STATED PROBLEM
Restate the full set of records exactly, without adding or dropping a word.

RECORDED DATA
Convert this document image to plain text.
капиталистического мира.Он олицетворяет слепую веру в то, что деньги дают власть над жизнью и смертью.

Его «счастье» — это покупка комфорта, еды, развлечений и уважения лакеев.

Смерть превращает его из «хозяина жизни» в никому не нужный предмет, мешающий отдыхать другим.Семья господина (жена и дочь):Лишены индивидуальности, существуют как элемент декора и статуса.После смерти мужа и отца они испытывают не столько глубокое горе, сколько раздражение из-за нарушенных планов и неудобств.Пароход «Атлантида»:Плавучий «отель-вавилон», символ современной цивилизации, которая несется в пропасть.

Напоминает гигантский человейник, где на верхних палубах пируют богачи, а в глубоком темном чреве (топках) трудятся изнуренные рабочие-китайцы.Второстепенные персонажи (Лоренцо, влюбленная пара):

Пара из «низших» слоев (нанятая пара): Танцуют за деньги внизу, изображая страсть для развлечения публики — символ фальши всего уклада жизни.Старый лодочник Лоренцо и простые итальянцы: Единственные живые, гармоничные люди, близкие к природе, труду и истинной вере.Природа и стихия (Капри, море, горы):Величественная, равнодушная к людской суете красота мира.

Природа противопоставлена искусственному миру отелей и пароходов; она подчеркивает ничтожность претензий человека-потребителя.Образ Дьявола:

FULL ANSWER
Convert this document image to plain text.
капиталистического мира.Он олицетворяет слепую веру в то, что деньги дают власть над жизнью и смертью.

Его «счастье» — это покупка комфорта, еды, развлечений и уважения лакеев.

Смерть превращает его из «хозяина жизни» в никому не нужный предмет, мешающий отдыхать другим.Семья господина (жена и дочь):Лишены индивидуальности, существуют как элемент декора и статуса.После смерти мужа и отца они испытывают не столько глубокое горе, сколько раздражение из-за нарушенных планов и неудобств.Пароход «Атлантида»:Плавучий «отель-вавилон», символ современной цивилизации, которая несется в пропасть.

Напоминает гигантский человейник, где на верхних палубах пируют богачи, а в глубоком темном чреве (топках) трудятся изнуренные рабочие-китайцы.Второстепенные персонажи (Лоренцо, влюбленная пара):

Пара из «низших» слоев (нанятая пара): Танцуют за деньги внизу, изображая страсть для развлечения публики — символ фальши всего уклада жизни.Старый лодочник Лоренцо и простые итальянцы: Единственные живые, гармоничные люди, близкие к природе, труду и истинной вере.Природа и стихия (Капри, море, горы):Величественная, равнодушная к людской суете красота мира.

Природа противопоставлена искусственному миру отелей и пароходов; она подчеркивает ничтожность претензий человека-потребителя.Образ Дьявола:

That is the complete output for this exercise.